***** Records shown *****

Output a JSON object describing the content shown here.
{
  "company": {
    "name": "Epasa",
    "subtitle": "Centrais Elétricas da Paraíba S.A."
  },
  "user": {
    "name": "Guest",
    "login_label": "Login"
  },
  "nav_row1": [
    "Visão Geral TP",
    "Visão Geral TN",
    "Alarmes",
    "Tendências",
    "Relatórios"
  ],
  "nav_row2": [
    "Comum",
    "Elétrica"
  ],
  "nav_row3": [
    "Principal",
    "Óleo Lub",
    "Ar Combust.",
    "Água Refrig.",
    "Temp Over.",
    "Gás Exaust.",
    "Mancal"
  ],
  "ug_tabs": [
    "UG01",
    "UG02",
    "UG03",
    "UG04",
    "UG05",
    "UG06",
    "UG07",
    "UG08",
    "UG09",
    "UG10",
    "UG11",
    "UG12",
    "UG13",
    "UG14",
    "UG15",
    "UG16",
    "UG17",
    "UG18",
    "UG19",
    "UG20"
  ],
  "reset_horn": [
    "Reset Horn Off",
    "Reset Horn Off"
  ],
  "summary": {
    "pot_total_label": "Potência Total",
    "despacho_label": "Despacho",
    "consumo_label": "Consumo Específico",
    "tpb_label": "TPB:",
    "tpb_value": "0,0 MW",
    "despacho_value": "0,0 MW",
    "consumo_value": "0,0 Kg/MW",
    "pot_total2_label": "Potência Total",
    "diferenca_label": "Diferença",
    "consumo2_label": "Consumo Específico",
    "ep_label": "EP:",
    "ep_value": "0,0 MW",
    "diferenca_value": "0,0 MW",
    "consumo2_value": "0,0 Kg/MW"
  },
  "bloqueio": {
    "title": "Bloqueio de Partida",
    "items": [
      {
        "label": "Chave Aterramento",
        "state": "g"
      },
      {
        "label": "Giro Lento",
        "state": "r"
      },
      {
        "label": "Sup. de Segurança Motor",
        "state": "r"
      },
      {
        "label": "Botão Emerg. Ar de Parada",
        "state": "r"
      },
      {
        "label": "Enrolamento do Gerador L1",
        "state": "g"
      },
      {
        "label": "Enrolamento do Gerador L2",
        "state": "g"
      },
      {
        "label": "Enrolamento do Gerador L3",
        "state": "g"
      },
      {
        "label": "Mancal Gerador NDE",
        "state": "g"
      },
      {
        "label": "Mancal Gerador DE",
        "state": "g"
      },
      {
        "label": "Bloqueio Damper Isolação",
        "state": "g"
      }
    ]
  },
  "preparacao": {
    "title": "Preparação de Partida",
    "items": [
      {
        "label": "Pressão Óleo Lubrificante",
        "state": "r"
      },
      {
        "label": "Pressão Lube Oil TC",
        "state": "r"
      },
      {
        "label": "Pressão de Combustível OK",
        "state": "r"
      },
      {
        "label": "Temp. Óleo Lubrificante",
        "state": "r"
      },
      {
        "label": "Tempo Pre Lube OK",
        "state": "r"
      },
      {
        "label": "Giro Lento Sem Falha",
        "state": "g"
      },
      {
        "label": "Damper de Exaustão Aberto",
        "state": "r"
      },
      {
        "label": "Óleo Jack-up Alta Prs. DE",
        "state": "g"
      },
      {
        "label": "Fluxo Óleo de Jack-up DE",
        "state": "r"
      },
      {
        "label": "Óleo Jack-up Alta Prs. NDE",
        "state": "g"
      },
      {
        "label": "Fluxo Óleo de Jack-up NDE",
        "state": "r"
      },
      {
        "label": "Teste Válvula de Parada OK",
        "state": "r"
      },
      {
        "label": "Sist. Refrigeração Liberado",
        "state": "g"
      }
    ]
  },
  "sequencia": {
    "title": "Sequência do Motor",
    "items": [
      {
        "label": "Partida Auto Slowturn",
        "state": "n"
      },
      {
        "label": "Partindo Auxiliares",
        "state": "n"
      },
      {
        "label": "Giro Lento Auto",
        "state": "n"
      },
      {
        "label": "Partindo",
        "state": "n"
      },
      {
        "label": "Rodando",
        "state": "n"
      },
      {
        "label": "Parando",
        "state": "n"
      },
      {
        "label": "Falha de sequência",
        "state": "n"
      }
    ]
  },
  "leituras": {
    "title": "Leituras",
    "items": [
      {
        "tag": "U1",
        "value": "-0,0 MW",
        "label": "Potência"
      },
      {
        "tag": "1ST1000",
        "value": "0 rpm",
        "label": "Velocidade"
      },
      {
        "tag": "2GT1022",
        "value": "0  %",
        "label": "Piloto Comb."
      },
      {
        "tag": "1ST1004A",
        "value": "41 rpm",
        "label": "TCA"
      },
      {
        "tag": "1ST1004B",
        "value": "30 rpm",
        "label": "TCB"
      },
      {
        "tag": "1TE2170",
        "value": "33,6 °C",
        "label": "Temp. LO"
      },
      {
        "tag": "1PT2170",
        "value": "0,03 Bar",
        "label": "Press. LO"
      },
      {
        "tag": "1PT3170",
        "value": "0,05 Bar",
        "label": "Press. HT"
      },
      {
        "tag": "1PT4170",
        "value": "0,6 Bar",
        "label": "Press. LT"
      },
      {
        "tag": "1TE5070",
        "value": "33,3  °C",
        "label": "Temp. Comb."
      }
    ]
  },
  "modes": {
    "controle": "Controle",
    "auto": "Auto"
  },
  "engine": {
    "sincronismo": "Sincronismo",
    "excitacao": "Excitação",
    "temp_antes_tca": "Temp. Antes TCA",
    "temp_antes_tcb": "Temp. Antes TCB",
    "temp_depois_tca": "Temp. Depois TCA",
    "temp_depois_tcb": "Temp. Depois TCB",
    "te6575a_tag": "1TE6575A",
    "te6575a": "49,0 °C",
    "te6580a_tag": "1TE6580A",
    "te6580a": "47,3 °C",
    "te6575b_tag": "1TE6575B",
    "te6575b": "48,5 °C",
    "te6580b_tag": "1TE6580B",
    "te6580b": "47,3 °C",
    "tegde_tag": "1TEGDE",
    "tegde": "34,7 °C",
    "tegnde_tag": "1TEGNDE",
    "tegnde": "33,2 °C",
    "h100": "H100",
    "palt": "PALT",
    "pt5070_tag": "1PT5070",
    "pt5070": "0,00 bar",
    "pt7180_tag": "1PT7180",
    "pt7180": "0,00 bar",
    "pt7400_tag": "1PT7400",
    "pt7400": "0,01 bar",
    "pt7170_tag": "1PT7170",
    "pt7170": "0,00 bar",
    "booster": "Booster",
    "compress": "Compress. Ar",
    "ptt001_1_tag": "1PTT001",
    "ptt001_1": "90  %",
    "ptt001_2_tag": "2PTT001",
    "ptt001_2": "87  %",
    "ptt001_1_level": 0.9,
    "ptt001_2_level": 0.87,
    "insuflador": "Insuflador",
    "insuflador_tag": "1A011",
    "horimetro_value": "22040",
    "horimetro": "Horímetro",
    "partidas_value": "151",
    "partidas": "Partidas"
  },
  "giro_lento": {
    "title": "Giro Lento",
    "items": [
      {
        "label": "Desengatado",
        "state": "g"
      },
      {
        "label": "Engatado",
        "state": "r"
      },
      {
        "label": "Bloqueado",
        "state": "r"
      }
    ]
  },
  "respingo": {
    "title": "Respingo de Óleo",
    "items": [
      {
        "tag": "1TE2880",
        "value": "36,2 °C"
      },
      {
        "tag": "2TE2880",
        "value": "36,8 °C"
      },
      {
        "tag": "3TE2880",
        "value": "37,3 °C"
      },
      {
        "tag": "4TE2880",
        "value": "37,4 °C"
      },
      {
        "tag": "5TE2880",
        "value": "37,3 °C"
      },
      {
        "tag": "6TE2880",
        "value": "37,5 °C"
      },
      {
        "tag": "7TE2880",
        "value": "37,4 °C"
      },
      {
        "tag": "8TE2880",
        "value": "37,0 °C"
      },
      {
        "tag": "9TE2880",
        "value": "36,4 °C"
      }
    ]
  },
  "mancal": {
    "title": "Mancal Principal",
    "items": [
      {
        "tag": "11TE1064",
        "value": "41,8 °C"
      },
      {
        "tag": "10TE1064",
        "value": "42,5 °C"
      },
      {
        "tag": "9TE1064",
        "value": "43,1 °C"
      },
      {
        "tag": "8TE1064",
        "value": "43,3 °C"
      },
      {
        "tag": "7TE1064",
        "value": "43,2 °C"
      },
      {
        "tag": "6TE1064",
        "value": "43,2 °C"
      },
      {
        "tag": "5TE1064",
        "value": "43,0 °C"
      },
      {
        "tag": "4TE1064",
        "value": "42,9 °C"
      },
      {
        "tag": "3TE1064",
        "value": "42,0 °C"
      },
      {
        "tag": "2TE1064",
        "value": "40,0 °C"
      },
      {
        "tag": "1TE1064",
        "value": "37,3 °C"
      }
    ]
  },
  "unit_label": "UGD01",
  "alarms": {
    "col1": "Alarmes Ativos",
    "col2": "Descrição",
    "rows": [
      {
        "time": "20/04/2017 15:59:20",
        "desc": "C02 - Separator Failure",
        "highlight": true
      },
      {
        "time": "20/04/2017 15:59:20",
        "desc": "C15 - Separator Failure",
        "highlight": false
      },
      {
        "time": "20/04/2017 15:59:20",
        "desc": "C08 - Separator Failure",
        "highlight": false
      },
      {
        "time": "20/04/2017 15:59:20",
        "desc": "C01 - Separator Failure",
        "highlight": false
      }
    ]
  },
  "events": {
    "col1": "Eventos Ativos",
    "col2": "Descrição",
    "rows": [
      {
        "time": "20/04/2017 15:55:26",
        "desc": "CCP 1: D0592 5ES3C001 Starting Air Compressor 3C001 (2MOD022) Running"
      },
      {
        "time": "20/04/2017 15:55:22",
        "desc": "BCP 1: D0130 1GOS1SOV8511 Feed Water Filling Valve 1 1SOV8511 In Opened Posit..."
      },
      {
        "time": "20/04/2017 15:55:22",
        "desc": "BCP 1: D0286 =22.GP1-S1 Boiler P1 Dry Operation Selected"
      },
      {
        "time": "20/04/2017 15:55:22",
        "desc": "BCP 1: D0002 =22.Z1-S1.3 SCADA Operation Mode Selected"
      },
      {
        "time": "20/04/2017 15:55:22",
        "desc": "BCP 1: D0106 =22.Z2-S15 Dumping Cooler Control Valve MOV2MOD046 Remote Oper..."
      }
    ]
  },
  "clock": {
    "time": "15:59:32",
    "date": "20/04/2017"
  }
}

*****

# What is being asked
Show all lines from the listing above in which "Específico" appears.

# Exercise answer
    "consumo_label": "Consumo Específico",
    "consumo2_label": "Consumo Específico",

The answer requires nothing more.